**The exercise**. Read the lines that follow and tally those with the word "ylabel"; give the number and nothing else.

──────── Record excerpts

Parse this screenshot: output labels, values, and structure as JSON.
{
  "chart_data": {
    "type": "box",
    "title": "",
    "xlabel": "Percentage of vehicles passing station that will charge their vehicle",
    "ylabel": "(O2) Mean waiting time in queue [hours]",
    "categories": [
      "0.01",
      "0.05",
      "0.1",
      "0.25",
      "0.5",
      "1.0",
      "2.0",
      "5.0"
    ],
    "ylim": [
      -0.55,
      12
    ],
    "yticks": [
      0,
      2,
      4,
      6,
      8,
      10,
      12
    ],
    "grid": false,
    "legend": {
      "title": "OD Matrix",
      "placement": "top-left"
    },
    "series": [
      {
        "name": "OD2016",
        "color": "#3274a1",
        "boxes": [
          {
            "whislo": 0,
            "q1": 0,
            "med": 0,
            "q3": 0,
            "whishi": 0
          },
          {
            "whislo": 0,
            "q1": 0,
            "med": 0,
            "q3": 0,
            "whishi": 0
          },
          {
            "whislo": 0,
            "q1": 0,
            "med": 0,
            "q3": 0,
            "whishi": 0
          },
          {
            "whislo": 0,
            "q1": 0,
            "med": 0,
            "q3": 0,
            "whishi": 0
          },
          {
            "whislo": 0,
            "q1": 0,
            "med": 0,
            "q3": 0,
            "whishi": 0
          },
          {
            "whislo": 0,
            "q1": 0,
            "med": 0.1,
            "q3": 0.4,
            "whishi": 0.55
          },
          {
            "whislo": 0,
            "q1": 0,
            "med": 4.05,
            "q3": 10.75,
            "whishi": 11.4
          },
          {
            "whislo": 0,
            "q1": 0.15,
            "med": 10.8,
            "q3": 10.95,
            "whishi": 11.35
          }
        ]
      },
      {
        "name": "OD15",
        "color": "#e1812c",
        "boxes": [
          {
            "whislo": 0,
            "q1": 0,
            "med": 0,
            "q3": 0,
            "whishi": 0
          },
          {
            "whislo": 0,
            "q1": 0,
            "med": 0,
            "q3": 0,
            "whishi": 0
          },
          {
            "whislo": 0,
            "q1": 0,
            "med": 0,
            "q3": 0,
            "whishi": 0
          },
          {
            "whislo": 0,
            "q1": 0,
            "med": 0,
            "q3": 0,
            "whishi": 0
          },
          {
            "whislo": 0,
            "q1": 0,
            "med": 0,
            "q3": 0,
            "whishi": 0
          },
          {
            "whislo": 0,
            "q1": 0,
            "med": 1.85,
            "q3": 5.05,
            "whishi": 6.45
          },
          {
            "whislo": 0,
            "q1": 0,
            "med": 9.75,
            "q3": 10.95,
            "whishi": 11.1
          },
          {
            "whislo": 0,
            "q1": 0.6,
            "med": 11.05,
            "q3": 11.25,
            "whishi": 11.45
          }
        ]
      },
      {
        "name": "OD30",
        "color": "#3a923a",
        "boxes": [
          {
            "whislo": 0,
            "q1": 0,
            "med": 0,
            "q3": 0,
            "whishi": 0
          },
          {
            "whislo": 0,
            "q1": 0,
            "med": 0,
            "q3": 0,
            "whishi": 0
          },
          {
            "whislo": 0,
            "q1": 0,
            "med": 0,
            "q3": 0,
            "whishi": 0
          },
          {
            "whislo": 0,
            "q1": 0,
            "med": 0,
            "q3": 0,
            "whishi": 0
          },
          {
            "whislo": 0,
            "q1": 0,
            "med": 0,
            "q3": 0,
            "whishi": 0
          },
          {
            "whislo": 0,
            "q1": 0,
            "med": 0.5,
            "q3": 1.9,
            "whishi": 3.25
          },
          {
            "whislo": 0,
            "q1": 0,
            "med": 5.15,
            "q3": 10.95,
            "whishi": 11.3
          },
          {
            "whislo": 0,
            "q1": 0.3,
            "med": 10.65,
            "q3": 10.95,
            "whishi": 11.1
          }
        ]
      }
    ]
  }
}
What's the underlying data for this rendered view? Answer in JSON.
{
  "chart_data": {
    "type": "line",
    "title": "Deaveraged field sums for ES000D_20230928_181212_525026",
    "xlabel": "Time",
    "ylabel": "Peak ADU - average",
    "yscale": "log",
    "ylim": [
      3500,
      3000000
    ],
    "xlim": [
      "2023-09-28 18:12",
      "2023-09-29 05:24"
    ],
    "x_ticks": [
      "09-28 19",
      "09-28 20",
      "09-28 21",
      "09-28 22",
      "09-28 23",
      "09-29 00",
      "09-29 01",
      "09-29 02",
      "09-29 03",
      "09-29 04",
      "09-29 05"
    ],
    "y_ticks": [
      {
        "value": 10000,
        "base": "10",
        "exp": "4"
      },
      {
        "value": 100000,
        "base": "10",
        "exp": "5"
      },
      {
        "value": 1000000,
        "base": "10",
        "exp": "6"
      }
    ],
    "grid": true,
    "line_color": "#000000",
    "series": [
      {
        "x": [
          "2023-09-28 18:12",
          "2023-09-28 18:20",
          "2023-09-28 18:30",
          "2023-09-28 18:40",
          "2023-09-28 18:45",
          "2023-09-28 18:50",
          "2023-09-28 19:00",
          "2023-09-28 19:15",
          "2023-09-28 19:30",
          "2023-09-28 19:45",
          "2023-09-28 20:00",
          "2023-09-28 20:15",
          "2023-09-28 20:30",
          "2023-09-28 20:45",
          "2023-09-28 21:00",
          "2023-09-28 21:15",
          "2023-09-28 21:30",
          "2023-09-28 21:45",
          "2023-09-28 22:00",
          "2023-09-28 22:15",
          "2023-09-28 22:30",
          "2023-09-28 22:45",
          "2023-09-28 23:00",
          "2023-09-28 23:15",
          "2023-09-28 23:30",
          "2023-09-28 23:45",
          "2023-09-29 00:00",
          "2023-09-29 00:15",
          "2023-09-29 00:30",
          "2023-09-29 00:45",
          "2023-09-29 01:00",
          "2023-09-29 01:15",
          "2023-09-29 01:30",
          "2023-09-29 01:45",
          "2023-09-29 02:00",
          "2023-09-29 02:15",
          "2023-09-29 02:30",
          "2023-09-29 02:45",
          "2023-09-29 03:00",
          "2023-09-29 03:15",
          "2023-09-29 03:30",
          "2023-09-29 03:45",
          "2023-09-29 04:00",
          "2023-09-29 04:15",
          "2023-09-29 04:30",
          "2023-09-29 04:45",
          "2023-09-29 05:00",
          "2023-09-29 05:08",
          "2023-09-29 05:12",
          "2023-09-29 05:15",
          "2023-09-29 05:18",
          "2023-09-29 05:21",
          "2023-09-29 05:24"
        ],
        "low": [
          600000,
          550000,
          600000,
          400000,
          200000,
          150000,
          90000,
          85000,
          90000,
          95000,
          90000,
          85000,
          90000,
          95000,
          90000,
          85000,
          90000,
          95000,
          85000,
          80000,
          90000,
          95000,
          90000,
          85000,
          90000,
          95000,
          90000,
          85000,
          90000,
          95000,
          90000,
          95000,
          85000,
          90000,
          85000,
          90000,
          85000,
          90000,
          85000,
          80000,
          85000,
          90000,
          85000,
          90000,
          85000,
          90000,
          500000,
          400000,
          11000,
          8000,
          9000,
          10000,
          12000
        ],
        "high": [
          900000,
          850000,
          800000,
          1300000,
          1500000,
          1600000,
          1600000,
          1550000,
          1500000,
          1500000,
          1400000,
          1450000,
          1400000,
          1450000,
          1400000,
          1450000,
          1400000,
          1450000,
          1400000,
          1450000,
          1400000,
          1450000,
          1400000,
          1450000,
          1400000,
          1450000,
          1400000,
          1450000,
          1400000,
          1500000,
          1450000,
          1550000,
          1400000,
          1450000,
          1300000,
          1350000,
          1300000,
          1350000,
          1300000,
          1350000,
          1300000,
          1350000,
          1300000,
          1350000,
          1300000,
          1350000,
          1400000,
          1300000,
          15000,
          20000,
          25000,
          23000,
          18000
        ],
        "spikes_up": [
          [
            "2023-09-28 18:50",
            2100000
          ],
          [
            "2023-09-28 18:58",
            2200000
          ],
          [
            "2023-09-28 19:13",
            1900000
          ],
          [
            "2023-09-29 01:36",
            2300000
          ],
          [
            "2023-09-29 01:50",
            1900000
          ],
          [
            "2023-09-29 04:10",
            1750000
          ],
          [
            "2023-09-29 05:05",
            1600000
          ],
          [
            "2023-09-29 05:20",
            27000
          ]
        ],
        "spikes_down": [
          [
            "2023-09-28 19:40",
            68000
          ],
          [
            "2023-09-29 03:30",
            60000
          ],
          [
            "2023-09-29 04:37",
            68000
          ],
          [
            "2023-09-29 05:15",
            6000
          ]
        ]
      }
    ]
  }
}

────────────────

**Expected output**. 2